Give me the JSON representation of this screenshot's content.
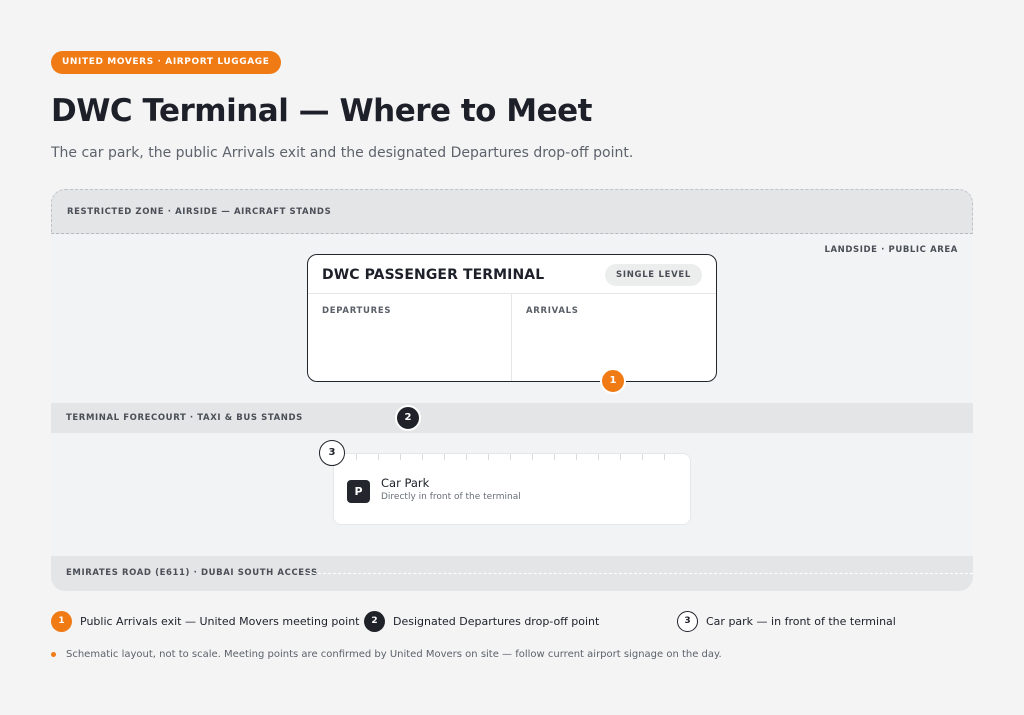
{
  "badge": "UNITED MOVERS · AIRPORT LUGGAGE",
  "title": "DWC Terminal — Where to Meet",
  "subtitle": "The car park, the public Arrivals exit and the designated Departures drop-off point.",
  "map": {
    "restricted_zone": "RESTRICTED ZONE · AIRSIDE — AIRCRAFT STANDS",
    "landside": "LANDSIDE · PUBLIC AREA",
    "terminal": {
      "title": "DWC PASSENGER TERMINAL",
      "tag": "SINGLE LEVEL",
      "departures": "DEPARTURES",
      "arrivals": "ARRIVALS"
    },
    "forecourt": "TERMINAL FORECOURT · TAXI & BUS STANDS",
    "car_park": {
      "icon_letter": "P",
      "title": "Car Park",
      "subtitle": "Directly in front of the terminal"
    },
    "road": "EMIRATES ROAD (E611) · DUBAI SOUTH ACCESS",
    "markers": {
      "m1": "1",
      "m2": "2",
      "m3": "3"
    }
  },
  "legend": [
    {
      "number": "1",
      "text": "Public Arrivals exit — United Movers meeting point",
      "style": "orange"
    },
    {
      "number": "2",
      "text": "Designated Departures drop-off point",
      "style": "dark"
    },
    {
      "number": "3",
      "text": "Car park — in front of the terminal",
      "style": "outline"
    }
  ],
  "note": "Schematic layout, not to scale. Meeting points are confirmed by United Movers on site — follow current airport signage on the day.",
  "colors": {
    "accent": "#f07a14",
    "dark": "#1f2229",
    "band": "#e4e5e7",
    "background": "#f4f4f5"
  }
}
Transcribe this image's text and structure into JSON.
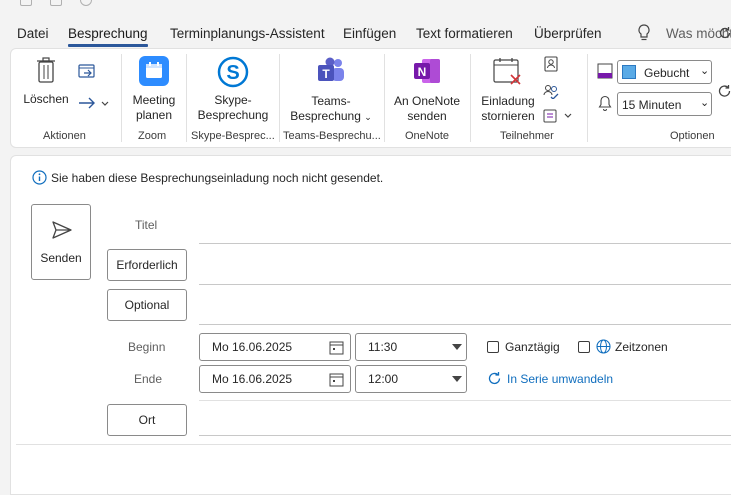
{
  "tabs": [
    {
      "label": "Datei"
    },
    {
      "label": "Besprechung"
    },
    {
      "label": "Terminplanungs-Assistent"
    },
    {
      "label": "Einfügen"
    },
    {
      "label": "Text formatieren"
    },
    {
      "label": "Überprüfen"
    }
  ],
  "search": {
    "label": "Was möcht"
  },
  "ribbon": {
    "aktionen": {
      "delete_label": "Löschen",
      "group": "Aktionen"
    },
    "zoom": {
      "meeting_line1": "Meeting",
      "meeting_line2": "planen",
      "group": "Zoom"
    },
    "skype": {
      "line1": "Skype-",
      "line2": "Besprechung",
      "group": "Skype-Besprec..."
    },
    "teams": {
      "line1": "Teams-",
      "line2": "Besprechung",
      "group": "Teams-Besprechu..."
    },
    "onenote": {
      "line1": "An OneNote",
      "line2": "senden",
      "group": "OneNote"
    },
    "teilnehmer": {
      "line1": "Einladung",
      "line2": "stornieren",
      "group": "Teilnehmer"
    },
    "optionen": {
      "status": "Gebucht",
      "reminder": "15 Minuten",
      "group": "Optionen"
    }
  },
  "info": {
    "text": "Sie haben diese Besprechungseinladung noch nicht gesendet."
  },
  "form": {
    "send": "Senden",
    "title_label": "Titel",
    "required": "Erforderlich",
    "optional": "Optional",
    "start_label": "Beginn",
    "end_label": "Ende",
    "start_date": "Mo 16.06.2025",
    "start_time": "11:30",
    "end_date": "Mo 16.06.2025",
    "end_time": "12:00",
    "allday": "Ganztägig",
    "timezones": "Zeitzonen",
    "series": "In Serie umwandeln",
    "location": "Ort"
  },
  "colors": {
    "accent": "#2b579a",
    "link": "#106ebe",
    "teams": "#5b5fc7",
    "onenote": "#7719aa",
    "zoom": "#2d8cff"
  }
}
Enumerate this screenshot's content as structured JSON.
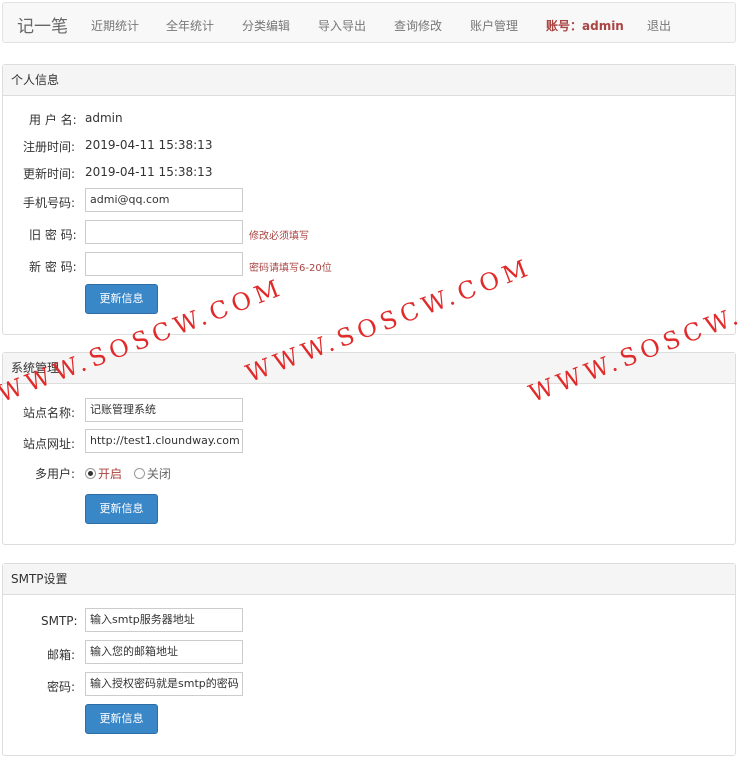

- **EXERCISE INSTRUCTIONS**: Skipping the pictures, transcribe each line above exactly as it appears.

- **EXERCISE ANSWER**:
Give me the JSON representation of this screenshot's content.
{
  "badge": "UNITED MOVERS · AIRPORT LUGGAGE",
  "title": "DWC Terminal — Where to Meet",
  "subtitle": "The car park, the public Arrivals exit and the designated Departures drop-off point.",
  "map": {
    "restricted_zone": "RESTRICTED ZONE · AIRSIDE — AIRCRAFT STANDS",
    "landside": "LANDSIDE · PUBLIC AREA",
    "terminal": {
      "title": "DWC PASSENGER TERMINAL",
      "tag": "SINGLE LEVEL",
      "departures": "DEPARTURES",
      "arrivals": "ARRIVALS"
    },
    "forecourt": "TERMINAL FORECOURT · TAXI & BUS STANDS",
    "car_park": {
      "icon_letter": "P",
      "title": "Car Park",
      "subtitle": "Directly in front of the terminal"
    },
    "road": "EMIRATES ROAD (E611) · DUBAI SOUTH ACCESS",
    "markers": {
      "m1": "1",
      "m2": "2",
      "m3": "3"
    }
  },
  "legend": [
    {
      "number": "1",
      "text": "Public Arrivals exit — United Movers meeting point",
      "style": "orange"
    },
    {
      "number": "2",
      "text": "Designated Departures drop-off point",
      "style": "dark"
    },
    {
      "number": "3",
      "text": "Car park — in front of the terminal",
      "style": "outline"
    }
  ],
  "note": "Schematic layout, not to scale. Meeting points are confirmed by United Movers on site — follow current airport signage on the day.",
  "colors": {
    "accent": "#f07a14",
    "dark": "#1f2229",
    "band": "#e4e5e7",
    "background": "#f4f4f5"
  }
}
Transcribe this image's text and structure into JSON.
{
  "tabs": [
    {
      "label": "Datei"
    },
    {
      "label": "Besprechung"
    },
    {
      "label": "Terminplanungs-Assistent"
    },
    {
      "label": "Einfügen"
    },
    {
      "label": "Text formatieren"
    },
    {
      "label": "Überprüfen"
    }
  ],
  "search": {
    "label": "Was möcht"
  },
  "ribbon": {
    "aktionen": {
      "delete_label": "Löschen",
      "group": "Aktionen"
    },
    "zoom": {
      "meeting_line1": "Meeting",
      "meeting_line2": "planen",
      "group": "Zoom"
    },
    "skype": {
      "line1": "Skype-",
      "line2": "Besprechung",
      "group": "Skype-Besprec..."
    },
    "teams": {
      "line1": "Teams-",
      "line2": "Besprechung",
      "group": "Teams-Besprechu..."
    },
    "onenote": {
      "line1": "An OneNote",
      "line2": "senden",
      "group": "OneNote"
    },
    "teilnehmer": {
      "line1": "Einladung",
      "line2": "stornieren",
      "group": "Teilnehmer"
    },
    "optionen": {
      "status": "Gebucht",
      "reminder": "15 Minuten",
      "group": "Optionen"
    }
  },
  "info": {
    "text": "Sie haben diese Besprechungseinladung noch nicht gesendet."
  },
  "form": {
    "send": "Senden",
    "title_label": "Titel",
    "required": "Erforderlich",
    "optional": "Optional",
    "start_label": "Beginn",
    "end_label": "Ende",
    "start_date": "Mo 16.06.2025",
    "start_time": "11:30",
    "end_date": "Mo 16.06.2025",
    "end_time": "12:00",
    "allday": "Ganztägig",
    "timezones": "Zeitzonen",
    "series": "In Serie umwandeln",
    "location": "Ort"
  },
  "colors": {
    "accent": "#2b579a",
    "link": "#106ebe",
    "teams": "#5b5fc7",
    "onenote": "#7719aa",
    "zoom": "#2d8cff"
  }
}
Enumerate this screenshot's content as structured JSON.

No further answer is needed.